Problem to solve → Please copy out the entire listing below word for word, leaving out any pictures.

Stored rows →
____

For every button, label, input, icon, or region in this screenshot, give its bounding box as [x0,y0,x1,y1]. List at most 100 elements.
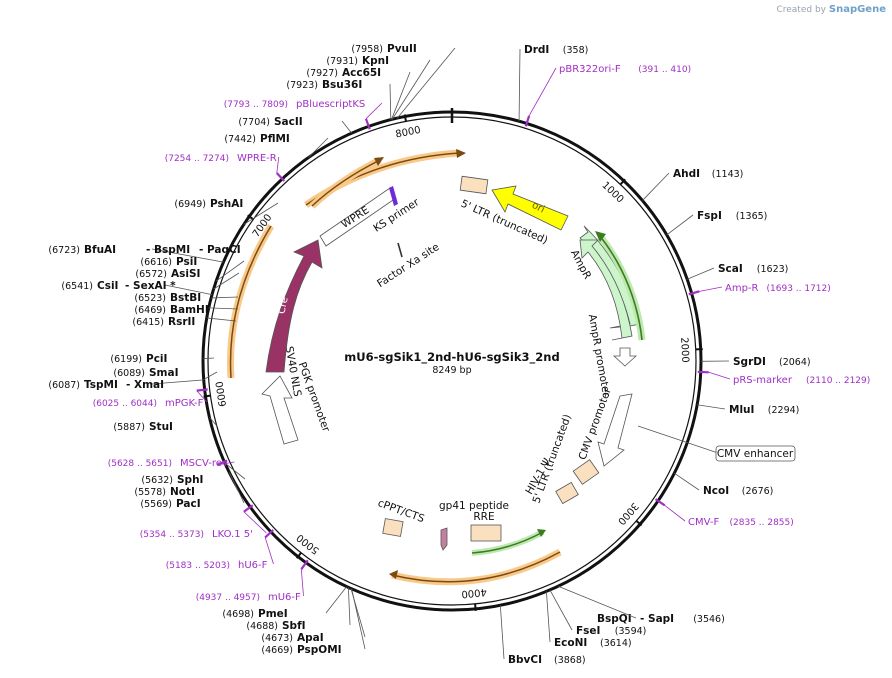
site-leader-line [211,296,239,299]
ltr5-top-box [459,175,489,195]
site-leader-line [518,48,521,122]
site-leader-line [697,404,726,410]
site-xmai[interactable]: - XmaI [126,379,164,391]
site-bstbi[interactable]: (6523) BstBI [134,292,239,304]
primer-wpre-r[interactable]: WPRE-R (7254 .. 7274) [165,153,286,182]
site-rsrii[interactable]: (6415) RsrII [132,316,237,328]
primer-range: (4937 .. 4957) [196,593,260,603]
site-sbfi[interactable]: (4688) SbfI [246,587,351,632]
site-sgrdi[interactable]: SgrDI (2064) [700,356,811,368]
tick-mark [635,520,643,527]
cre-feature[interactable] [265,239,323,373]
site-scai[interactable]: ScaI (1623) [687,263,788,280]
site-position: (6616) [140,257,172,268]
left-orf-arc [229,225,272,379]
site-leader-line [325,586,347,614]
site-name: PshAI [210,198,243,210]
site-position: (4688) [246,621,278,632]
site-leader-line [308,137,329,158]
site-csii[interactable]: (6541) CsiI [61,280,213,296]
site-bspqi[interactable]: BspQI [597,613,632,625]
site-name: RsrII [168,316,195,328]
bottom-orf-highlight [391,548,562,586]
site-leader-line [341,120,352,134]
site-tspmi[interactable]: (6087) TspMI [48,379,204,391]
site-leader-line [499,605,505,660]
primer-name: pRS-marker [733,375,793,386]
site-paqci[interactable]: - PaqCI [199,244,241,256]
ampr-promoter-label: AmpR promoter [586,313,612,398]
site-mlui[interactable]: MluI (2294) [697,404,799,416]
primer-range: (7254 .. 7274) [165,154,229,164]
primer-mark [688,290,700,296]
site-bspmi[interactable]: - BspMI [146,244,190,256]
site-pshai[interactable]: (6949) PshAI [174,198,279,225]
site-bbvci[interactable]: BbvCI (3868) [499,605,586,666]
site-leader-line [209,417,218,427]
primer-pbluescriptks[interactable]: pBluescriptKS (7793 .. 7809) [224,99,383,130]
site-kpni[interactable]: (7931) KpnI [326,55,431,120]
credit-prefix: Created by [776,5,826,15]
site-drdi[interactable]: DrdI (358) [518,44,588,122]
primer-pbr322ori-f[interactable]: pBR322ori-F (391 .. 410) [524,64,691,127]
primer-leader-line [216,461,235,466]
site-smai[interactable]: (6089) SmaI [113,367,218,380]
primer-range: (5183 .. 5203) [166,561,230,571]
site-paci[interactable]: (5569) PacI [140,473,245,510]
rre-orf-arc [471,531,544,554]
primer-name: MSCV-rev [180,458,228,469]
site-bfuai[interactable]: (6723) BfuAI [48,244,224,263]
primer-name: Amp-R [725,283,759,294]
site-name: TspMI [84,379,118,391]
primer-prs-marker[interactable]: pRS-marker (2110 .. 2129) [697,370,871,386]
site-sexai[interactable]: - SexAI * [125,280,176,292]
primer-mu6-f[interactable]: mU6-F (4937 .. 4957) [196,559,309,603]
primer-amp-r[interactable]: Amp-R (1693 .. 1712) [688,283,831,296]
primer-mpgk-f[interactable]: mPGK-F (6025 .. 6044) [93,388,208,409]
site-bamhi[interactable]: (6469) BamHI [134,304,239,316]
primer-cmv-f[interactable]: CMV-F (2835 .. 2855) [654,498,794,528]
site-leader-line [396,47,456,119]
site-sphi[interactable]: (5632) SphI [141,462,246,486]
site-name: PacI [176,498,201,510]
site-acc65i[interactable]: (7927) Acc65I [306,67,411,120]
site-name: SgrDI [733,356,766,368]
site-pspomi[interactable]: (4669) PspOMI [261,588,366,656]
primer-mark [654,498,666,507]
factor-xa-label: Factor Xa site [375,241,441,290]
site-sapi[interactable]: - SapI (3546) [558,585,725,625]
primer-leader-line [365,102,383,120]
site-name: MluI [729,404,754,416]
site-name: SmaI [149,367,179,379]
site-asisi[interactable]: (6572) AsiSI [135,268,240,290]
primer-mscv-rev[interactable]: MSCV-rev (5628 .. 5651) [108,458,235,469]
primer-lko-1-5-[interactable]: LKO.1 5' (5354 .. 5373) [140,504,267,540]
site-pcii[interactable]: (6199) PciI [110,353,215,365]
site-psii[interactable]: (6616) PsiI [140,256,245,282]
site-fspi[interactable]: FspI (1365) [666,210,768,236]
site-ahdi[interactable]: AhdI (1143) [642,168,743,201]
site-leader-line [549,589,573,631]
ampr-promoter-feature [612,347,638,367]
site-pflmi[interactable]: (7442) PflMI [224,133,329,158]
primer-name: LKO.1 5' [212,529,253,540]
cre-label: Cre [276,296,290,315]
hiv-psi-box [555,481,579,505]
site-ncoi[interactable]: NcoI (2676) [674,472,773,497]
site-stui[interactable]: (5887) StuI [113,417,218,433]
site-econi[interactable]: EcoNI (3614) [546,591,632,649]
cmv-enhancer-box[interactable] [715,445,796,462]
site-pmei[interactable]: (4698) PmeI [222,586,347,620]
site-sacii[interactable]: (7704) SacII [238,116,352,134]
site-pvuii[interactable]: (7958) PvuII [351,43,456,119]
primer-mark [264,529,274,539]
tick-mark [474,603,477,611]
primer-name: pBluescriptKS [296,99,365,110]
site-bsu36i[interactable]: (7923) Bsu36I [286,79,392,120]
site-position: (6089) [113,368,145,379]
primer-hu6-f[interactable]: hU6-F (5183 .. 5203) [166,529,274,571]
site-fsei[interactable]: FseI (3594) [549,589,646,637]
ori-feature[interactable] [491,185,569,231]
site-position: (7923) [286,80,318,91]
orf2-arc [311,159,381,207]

____

Expected output →
For every button, label, input, icon, or region in this screenshot, give its bounding box as [x0,y0,x1,y1]. List at most 100 elements.
site-leader-line [211,296,239,299]
ltr5-top-box [459,175,489,195]
site-leader-line [518,48,521,122]
site-leader-line [697,404,726,410]
site-xmai[interactable]: - XmaI [126,379,164,391]
site-bstbi[interactable]: (6523) BstBI [134,292,239,304]
primer-wpre-r[interactable]: WPRE-R (7254 .. 7274) [165,153,286,182]
site-rsrii[interactable]: (6415) RsrII [132,316,237,328]
primer-range: (4937 .. 4957) [196,593,260,603]
site-sbfi[interactable]: (4688) SbfI [246,587,351,632]
site-sgrdi[interactable]: SgrDI (2064) [700,356,811,368]
tick-mark [635,520,643,527]
cre-feature[interactable] [265,239,323,373]
site-scai[interactable]: ScaI (1623) [687,263,788,280]
site-position: (6616) [140,257,172,268]
left-orf-arc [229,225,272,379]
site-leader-line [325,586,347,614]
site-name: PshAI [210,198,243,210]
site-position: (4688) [246,621,278,632]
site-leader-line [308,137,329,158]
site-csii[interactable]: (6541) CsiI [61,280,213,296]
site-bspqi[interactable]: BspQI [597,613,632,625]
site-name: RsrII [168,316,195,328]
bottom-orf-highlight [391,548,562,586]
site-leader-line [341,120,352,134]
site-tspmi[interactable]: (6087) TspMI [48,379,204,391]
site-leader-line [499,605,505,660]
primer-name: pRS-marker [733,375,793,386]
site-paqci[interactable]: - PaqCI [199,244,241,256]
ampr-promoter-label: AmpR promoter [586,313,612,398]
site-mlui[interactable]: MluI (2294) [697,404,799,416]
primer-range: (7254 .. 7274) [165,154,229,164]
primer-mark [688,290,700,296]
site-bspmi[interactable]: - BspMI [146,244,190,256]
site-pshai[interactable]: (6949) PshAI [174,198,279,225]
site-bbvci[interactable]: BbvCI (3868) [499,605,586,666]
site-leader-line [209,417,218,427]
primer-pbluescriptks[interactable]: pBluescriptKS (7793 .. 7809) [224,99,383,130]
site-kpni[interactable]: (7931) KpnI [326,55,431,120]
credit-prefix: Created by [776,5,826,15]
site-drdi[interactable]: DrdI (358) [518,44,588,122]
primer-pbr322ori-f[interactable]: pBR322ori-F (391 .. 410) [524,64,691,127]
primer-leader-line [216,461,235,466]
site-smai[interactable]: (6089) SmaI [113,367,218,380]
primer-range: (5183 .. 5203) [166,561,230,571]
site-paci[interactable]: (5569) PacI [140,473,245,510]
rre-orf-arc [471,531,544,554]
primer-name: MSCV-rev [180,458,228,469]
site-bfuai[interactable]: (6723) BfuAI [48,244,224,263]
primer-name: Amp-R [725,283,759,294]
site-name: TspMI [84,379,118,391]
primer-prs-marker[interactable]: pRS-marker (2110 .. 2129) [697,370,871,386]
site-sexai[interactable]: - SexAI * [125,280,176,292]
primer-mu6-f[interactable]: mU6-F (4937 .. 4957) [196,559,309,603]
primer-amp-r[interactable]: Amp-R (1693 .. 1712) [688,283,831,296]
primer-mpgk-f[interactable]: mPGK-F (6025 .. 6044) [93,388,208,409]
site-bamhi[interactable]: (6469) BamHI [134,304,239,316]
primer-cmv-f[interactable]: CMV-F (2835 .. 2855) [654,498,794,528]
site-leader-line [396,47,456,119]
site-sphi[interactable]: (5632) SphI [141,462,246,486]
site-name: PacI [176,498,201,510]
site-acc65i[interactable]: (7927) Acc65I [306,67,411,120]
site-name: SgrDI [733,356,766,368]
site-pspomi[interactable]: (4669) PspOMI [261,588,366,656]
primer-mark [654,498,666,507]
factor-xa-label: Factor Xa site [375,241,441,290]
site-sapi[interactable]: - SapI (3546) [558,585,725,625]
primer-leader-line [365,102,383,120]
site-name: MluI [729,404,754,416]
site-name: SmaI [149,367,179,379]
site-asisi[interactable]: (6572) AsiSI [135,268,240,290]
primer-mscv-rev[interactable]: MSCV-rev (5628 .. 5651) [108,458,235,469]
primer-lko-1-5-[interactable]: LKO.1 5' (5354 .. 5373) [140,504,267,540]
site-pcii[interactable]: (6199) PciI [110,353,215,365]
site-psii[interactable]: (6616) PsiI [140,256,245,282]
site-fspi[interactable]: FspI (1365) [666,210,768,236]
site-ahdi[interactable]: AhdI (1143) [642,168,743,201]
site-leader-line [549,589,573,631]
ampr-promoter-feature [612,347,638,367]
site-pflmi[interactable]: (7442) PflMI [224,133,329,158]
primer-name: LKO.1 5' [212,529,253,540]
cre-label: Cre [276,296,290,315]
hiv-psi-box [555,481,579,505]
site-ncoi[interactable]: NcoI (2676) [674,472,773,497]
site-stui[interactable]: (5887) StuI [113,417,218,433]
site-econi[interactable]: EcoNI (3614) [546,591,632,649]
cmv-enhancer-box[interactable] [715,445,796,462]
site-pmei[interactable]: (4698) PmeI [222,586,347,620]
site-sacii[interactable]: (7704) SacII [238,116,352,134]
site-pvuii[interactable]: (7958) PvuII [351,43,456,119]
primer-mark [264,529,274,539]
tick-mark [474,603,477,611]
primer-name: pBluescriptKS [296,99,365,110]
site-bsu36i[interactable]: (7923) Bsu36I [286,79,392,120]
site-position: (6089) [113,368,145,379]
primer-hu6-f[interactable]: hU6-F (5183 .. 5203) [166,529,274,571]
site-fsei[interactable]: FseI (3594) [549,589,646,637]
ori-feature[interactable] [491,185,569,231]
site-position: (7923) [286,80,318,91]
orf2-arc [311,159,381,207]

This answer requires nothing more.